▸ EXTRACTED ENTRIES:

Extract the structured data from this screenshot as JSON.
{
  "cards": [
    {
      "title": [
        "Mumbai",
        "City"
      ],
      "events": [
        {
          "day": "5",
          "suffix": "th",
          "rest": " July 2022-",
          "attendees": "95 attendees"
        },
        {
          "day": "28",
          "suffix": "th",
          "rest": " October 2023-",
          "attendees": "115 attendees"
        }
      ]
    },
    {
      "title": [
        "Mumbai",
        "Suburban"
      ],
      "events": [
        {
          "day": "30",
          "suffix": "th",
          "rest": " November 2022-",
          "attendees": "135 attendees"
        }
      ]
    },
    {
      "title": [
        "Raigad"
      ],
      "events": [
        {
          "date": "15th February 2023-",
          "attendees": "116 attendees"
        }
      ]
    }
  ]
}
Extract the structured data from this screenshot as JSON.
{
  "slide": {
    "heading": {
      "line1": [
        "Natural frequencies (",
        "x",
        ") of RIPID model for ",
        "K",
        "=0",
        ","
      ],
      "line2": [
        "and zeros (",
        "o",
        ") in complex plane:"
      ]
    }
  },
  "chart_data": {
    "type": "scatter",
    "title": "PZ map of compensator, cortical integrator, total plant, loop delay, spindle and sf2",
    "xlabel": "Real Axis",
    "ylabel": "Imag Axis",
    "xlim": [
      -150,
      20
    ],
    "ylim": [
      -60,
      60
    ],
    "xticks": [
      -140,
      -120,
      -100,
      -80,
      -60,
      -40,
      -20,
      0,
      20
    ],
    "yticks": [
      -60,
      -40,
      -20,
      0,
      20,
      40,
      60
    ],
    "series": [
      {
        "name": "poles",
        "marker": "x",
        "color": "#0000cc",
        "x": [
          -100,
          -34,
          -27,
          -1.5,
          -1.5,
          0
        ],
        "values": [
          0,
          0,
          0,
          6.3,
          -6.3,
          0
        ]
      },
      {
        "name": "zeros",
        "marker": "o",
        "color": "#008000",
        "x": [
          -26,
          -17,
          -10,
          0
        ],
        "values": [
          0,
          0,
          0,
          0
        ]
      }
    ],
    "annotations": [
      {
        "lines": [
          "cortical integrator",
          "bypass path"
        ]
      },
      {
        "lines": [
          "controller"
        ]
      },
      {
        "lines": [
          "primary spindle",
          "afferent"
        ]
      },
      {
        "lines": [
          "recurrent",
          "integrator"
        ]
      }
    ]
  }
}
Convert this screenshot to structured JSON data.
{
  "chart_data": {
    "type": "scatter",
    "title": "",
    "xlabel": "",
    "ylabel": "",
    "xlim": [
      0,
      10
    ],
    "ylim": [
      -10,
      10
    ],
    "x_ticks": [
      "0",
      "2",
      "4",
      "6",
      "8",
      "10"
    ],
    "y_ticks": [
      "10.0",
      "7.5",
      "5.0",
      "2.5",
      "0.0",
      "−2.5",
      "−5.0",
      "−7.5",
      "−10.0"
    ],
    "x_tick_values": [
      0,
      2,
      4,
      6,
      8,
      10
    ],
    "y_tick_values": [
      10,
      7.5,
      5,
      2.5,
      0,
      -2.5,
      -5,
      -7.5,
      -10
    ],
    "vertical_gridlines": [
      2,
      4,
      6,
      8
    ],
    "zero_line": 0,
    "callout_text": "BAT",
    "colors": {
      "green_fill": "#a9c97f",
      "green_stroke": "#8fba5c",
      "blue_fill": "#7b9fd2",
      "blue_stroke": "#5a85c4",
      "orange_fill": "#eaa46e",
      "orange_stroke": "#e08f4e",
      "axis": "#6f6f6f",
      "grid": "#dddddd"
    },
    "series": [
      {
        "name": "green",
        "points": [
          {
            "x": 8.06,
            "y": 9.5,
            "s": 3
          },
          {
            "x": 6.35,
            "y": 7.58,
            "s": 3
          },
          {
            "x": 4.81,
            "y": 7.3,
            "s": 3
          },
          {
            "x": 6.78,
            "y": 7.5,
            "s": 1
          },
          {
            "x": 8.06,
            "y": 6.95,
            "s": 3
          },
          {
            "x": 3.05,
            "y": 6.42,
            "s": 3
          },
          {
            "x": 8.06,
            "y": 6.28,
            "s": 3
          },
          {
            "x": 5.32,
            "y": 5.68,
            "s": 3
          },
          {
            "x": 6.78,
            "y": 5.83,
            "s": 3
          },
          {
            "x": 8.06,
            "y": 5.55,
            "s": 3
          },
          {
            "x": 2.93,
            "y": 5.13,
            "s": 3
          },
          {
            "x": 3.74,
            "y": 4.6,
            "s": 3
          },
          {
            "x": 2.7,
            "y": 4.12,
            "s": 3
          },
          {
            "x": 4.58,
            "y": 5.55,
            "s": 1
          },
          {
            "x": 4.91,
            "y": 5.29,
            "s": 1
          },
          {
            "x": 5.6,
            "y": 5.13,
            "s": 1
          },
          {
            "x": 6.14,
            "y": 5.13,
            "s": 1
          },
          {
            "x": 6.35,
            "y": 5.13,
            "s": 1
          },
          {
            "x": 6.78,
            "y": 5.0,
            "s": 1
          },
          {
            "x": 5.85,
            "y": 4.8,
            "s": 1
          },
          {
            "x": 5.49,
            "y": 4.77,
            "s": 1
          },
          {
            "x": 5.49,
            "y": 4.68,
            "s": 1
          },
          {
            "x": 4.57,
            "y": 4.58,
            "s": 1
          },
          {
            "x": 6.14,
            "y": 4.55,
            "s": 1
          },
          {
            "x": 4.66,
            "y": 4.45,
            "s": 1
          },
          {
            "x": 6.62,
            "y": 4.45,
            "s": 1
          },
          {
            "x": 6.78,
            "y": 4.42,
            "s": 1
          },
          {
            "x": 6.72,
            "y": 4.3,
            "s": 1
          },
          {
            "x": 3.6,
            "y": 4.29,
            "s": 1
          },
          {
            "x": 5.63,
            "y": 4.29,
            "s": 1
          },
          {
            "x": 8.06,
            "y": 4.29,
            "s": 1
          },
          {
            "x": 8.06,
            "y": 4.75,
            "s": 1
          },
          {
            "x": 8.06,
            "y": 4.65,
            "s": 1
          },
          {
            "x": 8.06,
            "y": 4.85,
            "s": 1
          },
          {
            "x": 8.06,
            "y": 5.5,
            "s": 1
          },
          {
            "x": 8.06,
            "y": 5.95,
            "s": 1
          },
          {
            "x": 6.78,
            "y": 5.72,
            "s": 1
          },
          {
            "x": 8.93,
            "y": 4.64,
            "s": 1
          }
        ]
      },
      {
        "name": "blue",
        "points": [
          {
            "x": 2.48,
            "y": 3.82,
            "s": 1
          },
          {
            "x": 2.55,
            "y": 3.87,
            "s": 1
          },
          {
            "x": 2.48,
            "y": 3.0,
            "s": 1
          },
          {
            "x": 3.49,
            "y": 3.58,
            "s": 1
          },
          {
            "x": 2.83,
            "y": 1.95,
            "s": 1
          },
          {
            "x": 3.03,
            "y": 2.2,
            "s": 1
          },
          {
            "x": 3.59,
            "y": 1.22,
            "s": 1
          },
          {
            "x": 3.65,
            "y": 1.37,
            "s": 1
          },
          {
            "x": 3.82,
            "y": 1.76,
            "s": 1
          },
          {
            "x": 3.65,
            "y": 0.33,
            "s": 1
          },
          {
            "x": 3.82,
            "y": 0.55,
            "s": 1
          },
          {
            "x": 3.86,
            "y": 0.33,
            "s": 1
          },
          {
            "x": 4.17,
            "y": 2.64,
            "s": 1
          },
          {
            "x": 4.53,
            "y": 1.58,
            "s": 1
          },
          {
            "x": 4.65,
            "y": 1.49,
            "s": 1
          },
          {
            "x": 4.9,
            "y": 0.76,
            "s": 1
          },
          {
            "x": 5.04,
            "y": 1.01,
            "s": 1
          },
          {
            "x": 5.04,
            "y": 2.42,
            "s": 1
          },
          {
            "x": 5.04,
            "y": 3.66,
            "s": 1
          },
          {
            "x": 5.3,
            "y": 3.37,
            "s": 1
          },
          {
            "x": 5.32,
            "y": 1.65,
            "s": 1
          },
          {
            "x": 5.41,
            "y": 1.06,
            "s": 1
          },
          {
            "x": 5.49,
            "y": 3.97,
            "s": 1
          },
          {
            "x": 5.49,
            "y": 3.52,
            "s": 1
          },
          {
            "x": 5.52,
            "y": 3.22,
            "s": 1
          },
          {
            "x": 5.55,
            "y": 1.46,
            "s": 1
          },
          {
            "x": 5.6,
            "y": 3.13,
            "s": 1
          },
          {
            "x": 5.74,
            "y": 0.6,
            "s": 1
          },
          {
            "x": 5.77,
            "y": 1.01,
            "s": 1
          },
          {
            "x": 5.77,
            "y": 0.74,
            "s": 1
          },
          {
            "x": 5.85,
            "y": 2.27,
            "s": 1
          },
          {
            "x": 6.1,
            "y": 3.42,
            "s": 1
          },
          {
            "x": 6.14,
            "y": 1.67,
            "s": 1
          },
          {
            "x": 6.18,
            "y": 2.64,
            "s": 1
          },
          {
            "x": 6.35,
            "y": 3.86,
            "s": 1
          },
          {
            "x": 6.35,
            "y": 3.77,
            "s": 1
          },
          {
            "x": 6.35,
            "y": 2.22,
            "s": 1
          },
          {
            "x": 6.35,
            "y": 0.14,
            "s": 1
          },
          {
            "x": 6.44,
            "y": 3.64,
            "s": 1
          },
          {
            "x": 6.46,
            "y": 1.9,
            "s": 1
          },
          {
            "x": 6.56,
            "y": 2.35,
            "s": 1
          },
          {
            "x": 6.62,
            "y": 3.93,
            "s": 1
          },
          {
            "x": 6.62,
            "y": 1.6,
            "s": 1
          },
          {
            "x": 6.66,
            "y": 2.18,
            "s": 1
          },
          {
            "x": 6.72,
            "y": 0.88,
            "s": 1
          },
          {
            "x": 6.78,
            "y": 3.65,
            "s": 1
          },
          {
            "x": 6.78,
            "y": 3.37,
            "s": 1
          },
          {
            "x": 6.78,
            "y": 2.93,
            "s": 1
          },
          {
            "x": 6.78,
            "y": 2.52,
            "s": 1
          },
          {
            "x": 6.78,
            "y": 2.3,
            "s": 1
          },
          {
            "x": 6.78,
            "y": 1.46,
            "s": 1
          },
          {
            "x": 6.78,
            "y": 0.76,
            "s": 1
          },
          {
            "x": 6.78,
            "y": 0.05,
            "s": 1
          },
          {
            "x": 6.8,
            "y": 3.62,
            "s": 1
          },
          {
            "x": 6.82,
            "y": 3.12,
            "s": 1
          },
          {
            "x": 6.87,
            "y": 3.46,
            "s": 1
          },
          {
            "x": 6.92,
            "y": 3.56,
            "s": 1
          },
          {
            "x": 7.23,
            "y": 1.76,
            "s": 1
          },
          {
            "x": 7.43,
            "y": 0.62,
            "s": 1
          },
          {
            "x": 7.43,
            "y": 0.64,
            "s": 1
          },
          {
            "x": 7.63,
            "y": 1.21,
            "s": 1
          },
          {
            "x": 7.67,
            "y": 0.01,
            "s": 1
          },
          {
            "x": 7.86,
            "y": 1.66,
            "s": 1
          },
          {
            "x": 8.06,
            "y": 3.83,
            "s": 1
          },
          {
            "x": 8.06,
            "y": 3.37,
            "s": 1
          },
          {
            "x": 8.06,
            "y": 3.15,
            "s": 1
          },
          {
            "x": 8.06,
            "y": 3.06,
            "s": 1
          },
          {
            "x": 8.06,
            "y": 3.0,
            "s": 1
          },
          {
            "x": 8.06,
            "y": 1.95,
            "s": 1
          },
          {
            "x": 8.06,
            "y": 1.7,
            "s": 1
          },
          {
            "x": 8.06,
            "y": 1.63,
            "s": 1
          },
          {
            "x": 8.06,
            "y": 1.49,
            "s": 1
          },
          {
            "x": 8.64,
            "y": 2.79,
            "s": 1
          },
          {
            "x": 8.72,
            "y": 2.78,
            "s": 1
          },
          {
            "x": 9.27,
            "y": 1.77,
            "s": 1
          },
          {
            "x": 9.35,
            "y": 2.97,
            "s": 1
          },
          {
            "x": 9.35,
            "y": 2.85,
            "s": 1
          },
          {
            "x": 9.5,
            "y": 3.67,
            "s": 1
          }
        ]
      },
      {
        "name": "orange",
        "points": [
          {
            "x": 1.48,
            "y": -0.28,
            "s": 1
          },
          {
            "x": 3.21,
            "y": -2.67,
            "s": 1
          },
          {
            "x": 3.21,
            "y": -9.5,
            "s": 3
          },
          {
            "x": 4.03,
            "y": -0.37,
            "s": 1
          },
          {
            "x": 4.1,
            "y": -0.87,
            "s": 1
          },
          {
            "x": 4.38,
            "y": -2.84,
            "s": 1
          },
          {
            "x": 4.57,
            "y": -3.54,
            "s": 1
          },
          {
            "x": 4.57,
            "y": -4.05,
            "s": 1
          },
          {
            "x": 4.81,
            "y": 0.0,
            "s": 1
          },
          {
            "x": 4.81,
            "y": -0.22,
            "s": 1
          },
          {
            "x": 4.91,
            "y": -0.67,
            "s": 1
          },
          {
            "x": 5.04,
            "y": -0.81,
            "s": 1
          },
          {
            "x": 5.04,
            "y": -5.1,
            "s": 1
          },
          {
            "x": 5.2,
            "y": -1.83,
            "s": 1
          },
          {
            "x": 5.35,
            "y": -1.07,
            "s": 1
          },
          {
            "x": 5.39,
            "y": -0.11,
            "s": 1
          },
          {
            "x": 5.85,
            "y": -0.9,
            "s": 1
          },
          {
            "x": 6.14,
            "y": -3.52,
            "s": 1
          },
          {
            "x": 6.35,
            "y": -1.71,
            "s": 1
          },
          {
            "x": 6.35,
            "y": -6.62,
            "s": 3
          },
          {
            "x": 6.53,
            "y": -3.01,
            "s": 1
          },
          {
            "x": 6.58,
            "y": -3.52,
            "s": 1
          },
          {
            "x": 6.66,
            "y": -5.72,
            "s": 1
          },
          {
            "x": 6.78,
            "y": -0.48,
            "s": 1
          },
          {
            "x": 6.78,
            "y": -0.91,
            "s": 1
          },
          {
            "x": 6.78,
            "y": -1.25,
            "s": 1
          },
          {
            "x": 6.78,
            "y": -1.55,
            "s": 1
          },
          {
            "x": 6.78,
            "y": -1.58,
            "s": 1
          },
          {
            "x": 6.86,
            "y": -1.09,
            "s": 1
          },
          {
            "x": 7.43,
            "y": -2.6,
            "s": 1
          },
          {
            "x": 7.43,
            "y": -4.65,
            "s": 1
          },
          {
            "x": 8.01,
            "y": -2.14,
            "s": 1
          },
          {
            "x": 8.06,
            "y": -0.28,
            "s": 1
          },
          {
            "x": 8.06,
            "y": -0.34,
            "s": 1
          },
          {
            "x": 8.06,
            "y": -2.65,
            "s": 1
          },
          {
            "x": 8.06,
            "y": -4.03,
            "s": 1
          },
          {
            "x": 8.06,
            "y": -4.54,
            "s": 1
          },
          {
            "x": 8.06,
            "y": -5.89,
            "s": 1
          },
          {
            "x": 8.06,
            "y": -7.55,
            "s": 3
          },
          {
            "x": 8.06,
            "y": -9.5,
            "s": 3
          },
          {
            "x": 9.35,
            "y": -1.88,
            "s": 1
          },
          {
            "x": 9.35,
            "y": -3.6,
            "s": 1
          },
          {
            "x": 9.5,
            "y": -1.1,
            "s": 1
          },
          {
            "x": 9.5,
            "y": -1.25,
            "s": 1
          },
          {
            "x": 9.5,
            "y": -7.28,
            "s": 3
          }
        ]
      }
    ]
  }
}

▸ WHAT THE TASK ASKS: Answer with one number: how many lines of the entries above include the word "spindle".

▸ OUTPUT: 2